=== Your goal ===
Print the entries that appear below, exactly as written and without their pictures.

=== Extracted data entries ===
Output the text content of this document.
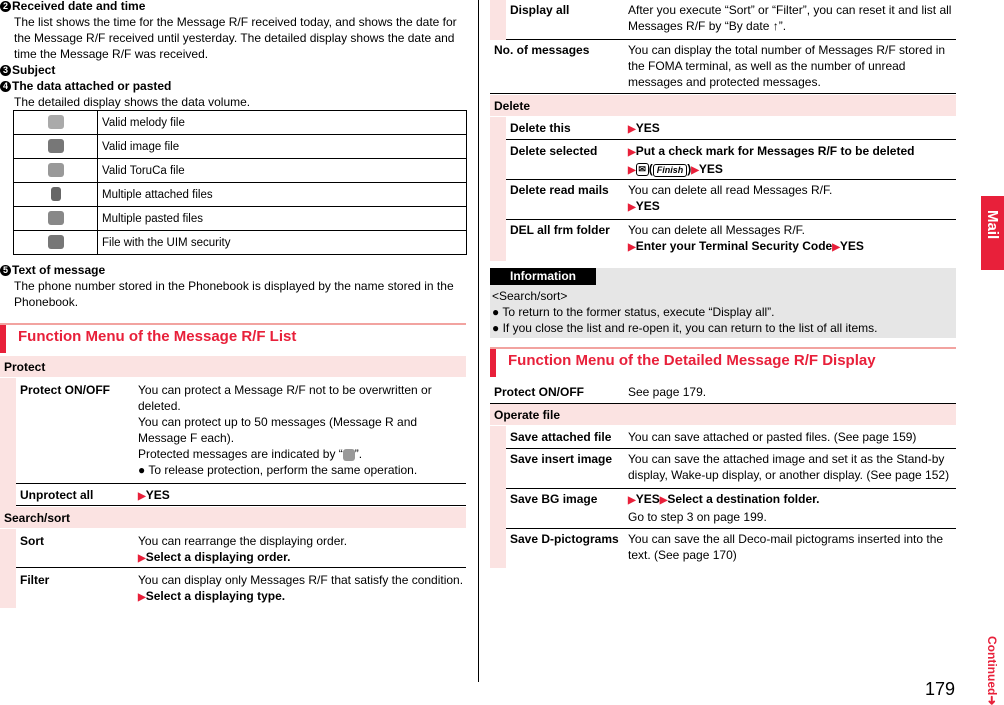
2 Received date and time
The list shows the time for the Message R/F received today, and shows the date for
the Message R/F received until yesterday. The detailed display shows the date and
time the Message R/F was received.
3 Subject
4 The data attached or pasted
The detailed display shows the data volume.
	Valid melody file
	Valid image file
	Valid ToruCa file
	Multiple attached files
	Multiple pasted files
	File with the UIM security
5 Text of message
The phone number stored in the Phonebook is displayed by the name stored in the
Phonebook.
Function Menu of the Message R/F List
Protect
Protect ON/OFF You can protect a Message R/F not to be overwritten or
deleted.
You can protect up to 50 messages (Message R and
Message F each).
Protected messages are indicated by “ ”.
● To release protection, perform the same operation.
Unprotect all	▶YES
Search/sort
Sort	You can rearrange the displaying order.
▶Select a displaying order.
Filter	You can display only Messages R/F that satisfy the condition.
▶Select a displaying type.
Display all	After you execute “Sort” or “Filter”, you can reset it and list all
Messages R/F by “By date ↑”.
No. of messages	You can display the total number of Messages R/F stored in
the FOMA terminal, as well as the number of unread
messages and protected messages.
Delete
Delete this	▶YES
Delete selected	▶Put a check mark for Messages R/F to be deleted
▶ ✉ ( Finish )▶YES
Delete read mails You can delete all read Messages R/F.
▶YES
DEL all frm folder You can delete all Messages R/F.
▶Enter your Terminal Security Code▶YES
Information
<Search/sort>
● To return to the former status, execute “Display all”.
● If you close the list and re-open it, you can return to the list of all items.
Function Menu of the Detailed Message R/F Display
Protect ON/OFF	See page 179.
Operate file
Save attached file You can save attached or pasted files. (See page 159)
Save insert image You can save the attached image and set it as the Stand-by
display, Wake-up display, or another display. (See page 152)
Save BG image	▶YES▶Select a destination folder.
Go to step 3 on page 199.
Save D-pictograms You can save the all Deco-mail pictograms inserted into the
text. (See page 170)
Mail
Continued➜
179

=== Reply ===
Output the text content of this document.
2 Received date and time
The list shows the time for the Message R/F received today, and shows the date for
the Message R/F received until yesterday. The detailed display shows the date and
time the Message R/F was received.
3 Subject
4 The data attached or pasted
The detailed display shows the data volume.
	Valid melody file
	Valid image file
	Valid ToruCa file
	Multiple attached files
	Multiple pasted files
	File with the UIM security
5 Text of message
The phone number stored in the Phonebook is displayed by the name stored in the
Phonebook.
Function Menu of the Message R/F List
Protect
Protect ON/OFF You can protect a Message R/F not to be overwritten or
deleted.
You can protect up to 50 messages (Message R and
Message F each).
Protected messages are indicated by “ ”.
● To release protection, perform the same operation.
Unprotect all	▶YES
Search/sort
Sort	You can rearrange the displaying order.
▶Select a displaying order.
Filter	You can display only Messages R/F that satisfy the condition.
▶Select a displaying type.
Display all	After you execute “Sort” or “Filter”, you can reset it and list all
Messages R/F by “By date ↑”.
No. of messages	You can display the total number of Messages R/F stored in
the FOMA terminal, as well as the number of unread
messages and protected messages.
Delete
Delete this	▶YES
Delete selected	▶Put a check mark for Messages R/F to be deleted
▶ ✉ ( Finish )▶YES
Delete read mails You can delete all read Messages R/F.
▶YES
DEL all frm folder You can delete all Messages R/F.
▶Enter your Terminal Security Code▶YES
Information
<Search/sort>
● To return to the former status, execute “Display all”.
● If you close the list and re-open it, you can return to the list of all items.
Function Menu of the Detailed Message R/F Display
Protect ON/OFF	See page 179.
Operate file
Save attached file You can save attached or pasted files. (See page 159)
Save insert image You can save the attached image and set it as the Stand-by
display, Wake-up display, or another display. (See page 152)
Save BG image	▶YES▶Select a destination folder.
Go to step 3 on page 199.
Save D-pictograms You can save the all Deco-mail pictograms inserted into the
text. (See page 170)
Mail
Continued➜
179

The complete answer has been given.